Check every line below for the word "pattern" and show those that hold it.

[Begin Data for processing]

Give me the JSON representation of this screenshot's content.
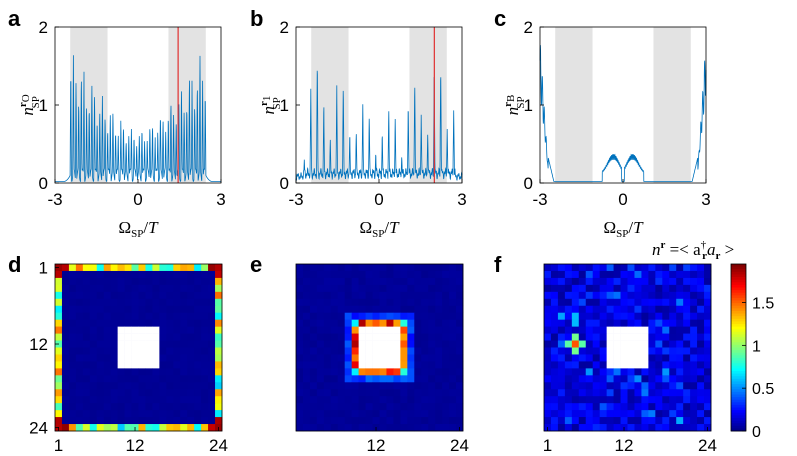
{
  "chart_data": [
    {
      "id": "a",
      "type": "line",
      "letter": "a",
      "xlabel": "ΩSP/T",
      "xlim": [
        -3,
        3
      ],
      "xticks": [
        "-3",
        "0",
        "3"
      ],
      "ylim": [
        0,
        2
      ],
      "yticks": [
        "0",
        "1",
        "2"
      ],
      "ylabel_sup": "r",
      "ylabel_sub_r": "O",
      "shaded": [
        [
          -2.45,
          -1.1
        ],
        [
          1.1,
          2.45
        ]
      ],
      "marker_x": 1.45,
      "line_color": "#0072bd",
      "marker_color": "#e03030",
      "envelope": {
        "kind": "dome",
        "center": 0,
        "halfwidth": 2.45,
        "peak": 1.65,
        "lines": 52,
        "base": 0.1
      }
    },
    {
      "id": "b",
      "type": "line",
      "letter": "b",
      "xlabel": "ΩSP/T",
      "xlim": [
        -3,
        3
      ],
      "xticks": [
        "-3",
        "0",
        "3"
      ],
      "ylim": [
        0,
        2
      ],
      "yticks": [
        "0",
        "1",
        "2"
      ],
      "ylabel_sup": "r",
      "ylabel_sub_r": "1",
      "shaded": [
        [
          -2.45,
          -1.1
        ],
        [
          1.1,
          2.45
        ]
      ],
      "marker_x": 2.0,
      "line_color": "#0072bd",
      "marker_color": "#e03030",
      "envelope": {
        "kind": "sparse",
        "lines": 24,
        "base": 0.12
      }
    },
    {
      "id": "c",
      "type": "line",
      "letter": "c",
      "xlabel": "ΩSP/T",
      "xlim": [
        -3,
        3
      ],
      "xticks": [
        "-3",
        "0",
        "3"
      ],
      "ylim": [
        0,
        2
      ],
      "yticks": [
        "0",
        "1",
        "2"
      ],
      "ylabel_sup": "r",
      "ylabel_sub_r": "B",
      "shaded": [
        [
          -2.45,
          -1.1
        ],
        [
          1.1,
          2.45
        ]
      ],
      "line_color": "#0072bd",
      "envelope": {
        "kind": "edges",
        "base": 0.02
      }
    },
    {
      "id": "d",
      "type": "heatmap",
      "letter": "d",
      "grid": 24,
      "hole": [
        9,
        15
      ],
      "xticks": [
        "1",
        "12",
        "24"
      ],
      "yticks": [
        "1",
        "12",
        "24"
      ],
      "pattern": "outer-edge"
    },
    {
      "id": "e",
      "type": "heatmap",
      "letter": "e",
      "grid": 24,
      "hole": [
        9,
        15
      ],
      "xticks": [
        "12",
        "24"
      ],
      "yticks": [],
      "pattern": "inner-edge"
    },
    {
      "id": "f",
      "type": "heatmap",
      "letter": "f",
      "grid": 24,
      "hole": [
        9,
        15
      ],
      "xticks": [
        "1",
        "12",
        "24"
      ],
      "yticks": [],
      "pattern": "bulk"
    }
  ],
  "colorbar": {
    "label": "n^r =< a†r ar >",
    "ticks": [
      "0",
      "0.5",
      "1",
      "1.5"
    ],
    "range": [
      0,
      1.95
    ],
    "colormap": "jet"
  },
  "labels": {
    "ylabel_main": "n",
    "ylabel_sub": "SP",
    "xlabel_omega": "Ω",
    "xlabel_sub": "SP",
    "xlabel_div": "/",
    "xlabel_T": "T",
    "cb_n": "n",
    "cb_r": "r",
    "cb_eq": " =< a",
    "cb_dag": "†",
    "cb_sub_r": "r",
    "cb_a2": "a",
    "cb_tail": " >"
  }
}
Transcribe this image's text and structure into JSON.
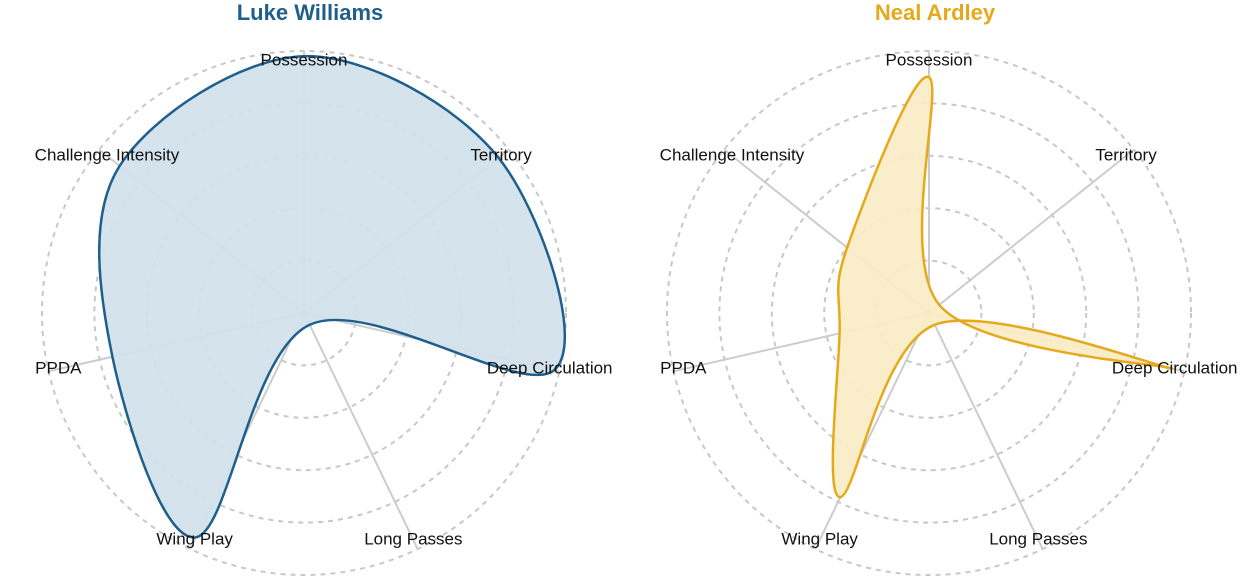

[End Data for processing]

-- Answer to the task --
      "pattern": "outer-edge"
      "pattern": "inner-edge"
      "pattern": "bulk"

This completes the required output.